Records
━━━━━━━━━━━━━━━━━━━━━━━━━━━━━━

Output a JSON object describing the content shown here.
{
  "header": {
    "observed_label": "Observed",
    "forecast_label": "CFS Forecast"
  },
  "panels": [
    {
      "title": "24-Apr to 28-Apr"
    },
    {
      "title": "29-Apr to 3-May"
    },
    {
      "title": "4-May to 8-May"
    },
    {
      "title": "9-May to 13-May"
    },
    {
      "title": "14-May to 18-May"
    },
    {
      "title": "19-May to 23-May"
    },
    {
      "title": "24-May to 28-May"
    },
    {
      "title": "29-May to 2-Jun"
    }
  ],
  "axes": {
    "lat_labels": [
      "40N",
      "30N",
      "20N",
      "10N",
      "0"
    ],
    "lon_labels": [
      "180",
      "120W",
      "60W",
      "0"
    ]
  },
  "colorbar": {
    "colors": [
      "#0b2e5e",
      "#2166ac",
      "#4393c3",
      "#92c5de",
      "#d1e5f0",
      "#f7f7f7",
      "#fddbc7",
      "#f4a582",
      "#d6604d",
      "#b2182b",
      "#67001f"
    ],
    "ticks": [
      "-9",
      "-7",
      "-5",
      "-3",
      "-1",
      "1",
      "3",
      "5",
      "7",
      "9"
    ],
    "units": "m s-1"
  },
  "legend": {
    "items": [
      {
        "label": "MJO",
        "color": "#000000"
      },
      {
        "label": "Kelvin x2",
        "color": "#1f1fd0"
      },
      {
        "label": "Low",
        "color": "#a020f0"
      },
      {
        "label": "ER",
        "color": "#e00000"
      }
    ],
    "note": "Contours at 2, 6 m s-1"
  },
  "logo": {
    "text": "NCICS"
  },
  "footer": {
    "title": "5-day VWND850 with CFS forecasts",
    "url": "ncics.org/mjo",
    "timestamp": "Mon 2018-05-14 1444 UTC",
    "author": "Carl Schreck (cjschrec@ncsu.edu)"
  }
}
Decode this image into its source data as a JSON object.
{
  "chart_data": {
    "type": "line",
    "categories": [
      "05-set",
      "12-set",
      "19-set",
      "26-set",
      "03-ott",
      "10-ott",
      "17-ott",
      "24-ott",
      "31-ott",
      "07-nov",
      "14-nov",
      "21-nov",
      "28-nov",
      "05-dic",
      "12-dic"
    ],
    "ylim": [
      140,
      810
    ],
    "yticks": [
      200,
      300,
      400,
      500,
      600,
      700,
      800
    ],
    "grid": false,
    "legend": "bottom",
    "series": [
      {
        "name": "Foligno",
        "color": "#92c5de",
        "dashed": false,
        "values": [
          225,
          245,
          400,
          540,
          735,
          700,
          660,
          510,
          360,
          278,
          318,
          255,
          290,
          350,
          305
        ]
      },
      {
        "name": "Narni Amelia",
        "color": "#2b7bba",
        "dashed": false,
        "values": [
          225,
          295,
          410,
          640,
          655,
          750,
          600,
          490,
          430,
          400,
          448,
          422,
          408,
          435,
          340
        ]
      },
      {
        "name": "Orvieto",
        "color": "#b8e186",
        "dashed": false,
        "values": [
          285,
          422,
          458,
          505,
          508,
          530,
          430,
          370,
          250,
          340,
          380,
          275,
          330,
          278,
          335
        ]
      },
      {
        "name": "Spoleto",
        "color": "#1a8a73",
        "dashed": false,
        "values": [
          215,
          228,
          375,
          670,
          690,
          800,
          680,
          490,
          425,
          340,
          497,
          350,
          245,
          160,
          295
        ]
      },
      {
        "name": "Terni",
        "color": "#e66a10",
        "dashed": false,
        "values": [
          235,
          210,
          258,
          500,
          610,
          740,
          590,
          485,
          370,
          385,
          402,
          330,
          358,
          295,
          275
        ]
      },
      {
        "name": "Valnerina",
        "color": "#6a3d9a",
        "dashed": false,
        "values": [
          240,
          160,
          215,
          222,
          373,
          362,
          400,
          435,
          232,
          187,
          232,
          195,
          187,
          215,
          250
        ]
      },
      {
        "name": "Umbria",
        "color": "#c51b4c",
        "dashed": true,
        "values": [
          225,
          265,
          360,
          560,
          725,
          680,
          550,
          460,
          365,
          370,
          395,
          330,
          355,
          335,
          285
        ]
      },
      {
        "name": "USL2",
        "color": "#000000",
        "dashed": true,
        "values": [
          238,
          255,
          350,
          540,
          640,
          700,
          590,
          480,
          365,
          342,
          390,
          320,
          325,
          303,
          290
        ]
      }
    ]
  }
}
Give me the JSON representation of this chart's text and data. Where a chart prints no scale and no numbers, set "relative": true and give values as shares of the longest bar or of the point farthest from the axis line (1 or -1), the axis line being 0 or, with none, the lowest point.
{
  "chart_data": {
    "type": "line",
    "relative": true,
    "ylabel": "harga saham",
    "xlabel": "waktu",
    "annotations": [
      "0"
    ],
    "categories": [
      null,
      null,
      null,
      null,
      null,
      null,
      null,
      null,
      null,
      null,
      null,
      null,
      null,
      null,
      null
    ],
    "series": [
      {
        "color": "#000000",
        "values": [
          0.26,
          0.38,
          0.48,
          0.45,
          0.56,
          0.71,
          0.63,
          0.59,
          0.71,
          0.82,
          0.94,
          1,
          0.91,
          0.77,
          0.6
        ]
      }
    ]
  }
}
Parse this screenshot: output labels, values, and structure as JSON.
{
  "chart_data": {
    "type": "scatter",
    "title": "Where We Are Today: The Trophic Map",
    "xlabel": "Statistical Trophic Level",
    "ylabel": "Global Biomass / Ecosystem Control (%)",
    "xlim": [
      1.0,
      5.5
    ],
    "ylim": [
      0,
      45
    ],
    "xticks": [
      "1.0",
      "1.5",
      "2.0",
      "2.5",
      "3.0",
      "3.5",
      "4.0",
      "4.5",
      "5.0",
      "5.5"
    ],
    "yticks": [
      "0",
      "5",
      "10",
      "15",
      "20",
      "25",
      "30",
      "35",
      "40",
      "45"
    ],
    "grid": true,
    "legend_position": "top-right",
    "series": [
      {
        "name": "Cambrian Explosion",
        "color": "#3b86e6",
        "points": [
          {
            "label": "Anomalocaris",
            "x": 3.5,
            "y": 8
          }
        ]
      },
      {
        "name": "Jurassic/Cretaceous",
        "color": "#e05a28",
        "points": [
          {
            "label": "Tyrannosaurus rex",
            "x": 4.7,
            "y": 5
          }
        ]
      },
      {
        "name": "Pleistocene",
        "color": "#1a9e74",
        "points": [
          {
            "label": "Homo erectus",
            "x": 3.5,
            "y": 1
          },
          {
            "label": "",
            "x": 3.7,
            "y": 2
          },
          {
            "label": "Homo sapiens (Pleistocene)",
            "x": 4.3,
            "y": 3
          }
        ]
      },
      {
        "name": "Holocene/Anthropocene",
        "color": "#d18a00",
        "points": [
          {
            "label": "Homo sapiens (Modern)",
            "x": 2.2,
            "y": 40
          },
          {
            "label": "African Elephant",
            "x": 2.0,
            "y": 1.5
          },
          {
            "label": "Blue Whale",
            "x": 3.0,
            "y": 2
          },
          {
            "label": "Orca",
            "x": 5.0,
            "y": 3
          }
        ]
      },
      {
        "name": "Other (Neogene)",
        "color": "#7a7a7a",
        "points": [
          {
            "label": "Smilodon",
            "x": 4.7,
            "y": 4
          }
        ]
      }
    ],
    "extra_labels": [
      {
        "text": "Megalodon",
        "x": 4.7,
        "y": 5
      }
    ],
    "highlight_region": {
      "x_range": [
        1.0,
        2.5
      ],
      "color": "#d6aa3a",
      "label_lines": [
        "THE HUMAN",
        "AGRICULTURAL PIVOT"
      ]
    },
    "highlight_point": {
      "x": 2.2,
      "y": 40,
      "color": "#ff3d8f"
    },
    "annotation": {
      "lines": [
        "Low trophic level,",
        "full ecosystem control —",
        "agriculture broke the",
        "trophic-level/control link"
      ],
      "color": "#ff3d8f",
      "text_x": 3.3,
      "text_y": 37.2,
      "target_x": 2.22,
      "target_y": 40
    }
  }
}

━━━━━━━━━━━━━━━━━━━━━━━━━━━━━━

Using the entries above, find all lines with "object". Copy them.

Output a JSON object describing the content shown here.
Decode this image into its source data as a JSON object.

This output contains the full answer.